Excerpts from a figure dataset
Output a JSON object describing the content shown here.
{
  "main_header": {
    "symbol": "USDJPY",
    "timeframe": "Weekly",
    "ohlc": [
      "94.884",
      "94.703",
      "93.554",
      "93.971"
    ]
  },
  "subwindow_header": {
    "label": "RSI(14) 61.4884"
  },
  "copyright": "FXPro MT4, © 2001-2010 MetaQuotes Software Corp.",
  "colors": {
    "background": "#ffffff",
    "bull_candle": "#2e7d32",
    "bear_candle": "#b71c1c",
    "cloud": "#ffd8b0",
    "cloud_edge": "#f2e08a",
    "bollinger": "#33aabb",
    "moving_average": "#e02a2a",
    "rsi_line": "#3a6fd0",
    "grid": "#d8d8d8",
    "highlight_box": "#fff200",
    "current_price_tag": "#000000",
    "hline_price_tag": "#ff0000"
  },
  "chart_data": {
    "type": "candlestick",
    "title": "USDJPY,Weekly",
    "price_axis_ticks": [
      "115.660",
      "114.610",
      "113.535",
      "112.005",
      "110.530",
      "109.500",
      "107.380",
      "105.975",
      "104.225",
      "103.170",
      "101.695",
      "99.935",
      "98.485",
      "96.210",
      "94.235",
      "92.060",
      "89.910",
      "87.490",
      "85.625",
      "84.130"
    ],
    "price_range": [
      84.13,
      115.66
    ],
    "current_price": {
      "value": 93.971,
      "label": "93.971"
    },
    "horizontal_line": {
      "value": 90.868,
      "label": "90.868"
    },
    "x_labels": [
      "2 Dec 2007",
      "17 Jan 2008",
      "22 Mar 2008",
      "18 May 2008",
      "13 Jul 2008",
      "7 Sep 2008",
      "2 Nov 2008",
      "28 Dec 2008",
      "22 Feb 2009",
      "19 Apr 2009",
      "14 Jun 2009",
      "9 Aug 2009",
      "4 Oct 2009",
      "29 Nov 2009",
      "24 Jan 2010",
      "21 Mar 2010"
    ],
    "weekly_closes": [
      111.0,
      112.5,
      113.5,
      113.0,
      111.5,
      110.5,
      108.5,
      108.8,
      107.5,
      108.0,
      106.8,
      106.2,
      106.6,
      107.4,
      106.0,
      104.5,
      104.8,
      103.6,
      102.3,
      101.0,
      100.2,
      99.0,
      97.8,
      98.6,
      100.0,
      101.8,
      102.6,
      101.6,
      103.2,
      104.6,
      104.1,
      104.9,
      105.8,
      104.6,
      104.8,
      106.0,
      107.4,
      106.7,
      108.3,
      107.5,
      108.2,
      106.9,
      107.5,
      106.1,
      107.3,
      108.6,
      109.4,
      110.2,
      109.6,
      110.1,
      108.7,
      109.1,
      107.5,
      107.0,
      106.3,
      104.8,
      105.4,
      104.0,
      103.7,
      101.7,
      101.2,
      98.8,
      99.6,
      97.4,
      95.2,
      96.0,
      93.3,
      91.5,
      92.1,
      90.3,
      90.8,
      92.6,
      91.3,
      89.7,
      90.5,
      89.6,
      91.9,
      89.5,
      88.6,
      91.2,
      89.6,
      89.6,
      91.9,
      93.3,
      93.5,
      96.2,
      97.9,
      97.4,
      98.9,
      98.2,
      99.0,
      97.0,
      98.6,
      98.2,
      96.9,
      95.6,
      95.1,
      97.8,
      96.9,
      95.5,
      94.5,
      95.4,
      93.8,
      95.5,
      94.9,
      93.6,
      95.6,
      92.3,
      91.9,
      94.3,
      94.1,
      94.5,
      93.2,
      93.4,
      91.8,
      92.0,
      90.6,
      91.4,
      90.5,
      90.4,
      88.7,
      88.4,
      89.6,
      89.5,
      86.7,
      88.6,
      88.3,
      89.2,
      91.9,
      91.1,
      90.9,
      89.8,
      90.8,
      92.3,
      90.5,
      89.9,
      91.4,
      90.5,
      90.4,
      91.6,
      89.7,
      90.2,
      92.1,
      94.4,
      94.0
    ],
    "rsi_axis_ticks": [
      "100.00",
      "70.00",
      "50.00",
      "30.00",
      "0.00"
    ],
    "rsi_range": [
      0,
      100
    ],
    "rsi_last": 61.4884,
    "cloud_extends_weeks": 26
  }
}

WHAT THIS TASK INVOLVES
Set all of the entries down again, exactly as they were given.

FULL ANSWER
Output a JSON object describing the content shown here.
{
  "main_header": {
    "symbol": "USDJPY",
    "timeframe": "Weekly",
    "ohlc": [
      "94.884",
      "94.703",
      "93.554",
      "93.971"
    ]
  },
  "subwindow_header": {
    "label": "RSI(14) 61.4884"
  },
  "copyright": "FXPro MT4, © 2001-2010 MetaQuotes Software Corp.",
  "colors": {
    "background": "#ffffff",
    "bull_candle": "#2e7d32",
    "bear_candle": "#b71c1c",
    "cloud": "#ffd8b0",
    "cloud_edge": "#f2e08a",
    "bollinger": "#33aabb",
    "moving_average": "#e02a2a",
    "rsi_line": "#3a6fd0",
    "grid": "#d8d8d8",
    "highlight_box": "#fff200",
    "current_price_tag": "#000000",
    "hline_price_tag": "#ff0000"
  },
  "chart_data": {
    "type": "candlestick",
    "title": "USDJPY,Weekly",
    "price_axis_ticks": [
      "115.660",
      "114.610",
      "113.535",
      "112.005",
      "110.530",
      "109.500",
      "107.380",
      "105.975",
      "104.225",
      "103.170",
      "101.695",
      "99.935",
      "98.485",
      "96.210",
      "94.235",
      "92.060",
      "89.910",
      "87.490",
      "85.625",
      "84.130"
    ],
    "price_range": [
      84.13,
      115.66
    ],
    "current_price": {
      "value": 93.971,
      "label": "93.971"
    },
    "horizontal_line": {
      "value": 90.868,
      "label": "90.868"
    },
    "x_labels": [
      "2 Dec 2007",
      "17 Jan 2008",
      "22 Mar 2008",
      "18 May 2008",
      "13 Jul 2008",
      "7 Sep 2008",
      "2 Nov 2008",
      "28 Dec 2008",
      "22 Feb 2009",
      "19 Apr 2009",
      "14 Jun 2009",
      "9 Aug 2009",
      "4 Oct 2009",
      "29 Nov 2009",
      "24 Jan 2010",
      "21 Mar 2010"
    ],
    "weekly_closes": [
      111.0,
      112.5,
      113.5,
      113.0,
      111.5,
      110.5,
      108.5,
      108.8,
      107.5,
      108.0,
      106.8,
      106.2,
      106.6,
      107.4,
      106.0,
      104.5,
      104.8,
      103.6,
      102.3,
      101.0,
      100.2,
      99.0,
      97.8,
      98.6,
      100.0,
      101.8,
      102.6,
      101.6,
      103.2,
      104.6,
      104.1,
      104.9,
      105.8,
      104.6,
      104.8,
      106.0,
      107.4,
      106.7,
      108.3,
      107.5,
      108.2,
      106.9,
      107.5,
      106.1,
      107.3,
      108.6,
      109.4,
      110.2,
      109.6,
      110.1,
      108.7,
      109.1,
      107.5,
      107.0,
      106.3,
      104.8,
      105.4,
      104.0,
      103.7,
      101.7,
      101.2,
      98.8,
      99.6,
      97.4,
      95.2,
      96.0,
      93.3,
      91.5,
      92.1,
      90.3,
      90.8,
      92.6,
      91.3,
      89.7,
      90.5,
      89.6,
      91.9,
      89.5,
      88.6,
      91.2,
      89.6,
      89.6,
      91.9,
      93.3,
      93.5,
      96.2,
      97.9,
      97.4,
      98.9,
      98.2,
      99.0,
      97.0,
      98.6,
      98.2,
      96.9,
      95.6,
      95.1,
      97.8,
      96.9,
      95.5,
      94.5,
      95.4,
      93.8,
      95.5,
      94.9,
      93.6,
      95.6,
      92.3,
      91.9,
      94.3,
      94.1,
      94.5,
      93.2,
      93.4,
      91.8,
      92.0,
      90.6,
      91.4,
      90.5,
      90.4,
      88.7,
      88.4,
      89.6,
      89.5,
      86.7,
      88.6,
      88.3,
      89.2,
      91.9,
      91.1,
      90.9,
      89.8,
      90.8,
      92.3,
      90.5,
      89.9,
      91.4,
      90.5,
      90.4,
      91.6,
      89.7,
      90.2,
      92.1,
      94.4,
      94.0
    ],
    "rsi_axis_ticks": [
      "100.00",
      "70.00",
      "50.00",
      "30.00",
      "0.00"
    ],
    "rsi_range": [
      0,
      100
    ],
    "rsi_last": 61.4884,
    "cloud_extends_weeks": 26
  }
}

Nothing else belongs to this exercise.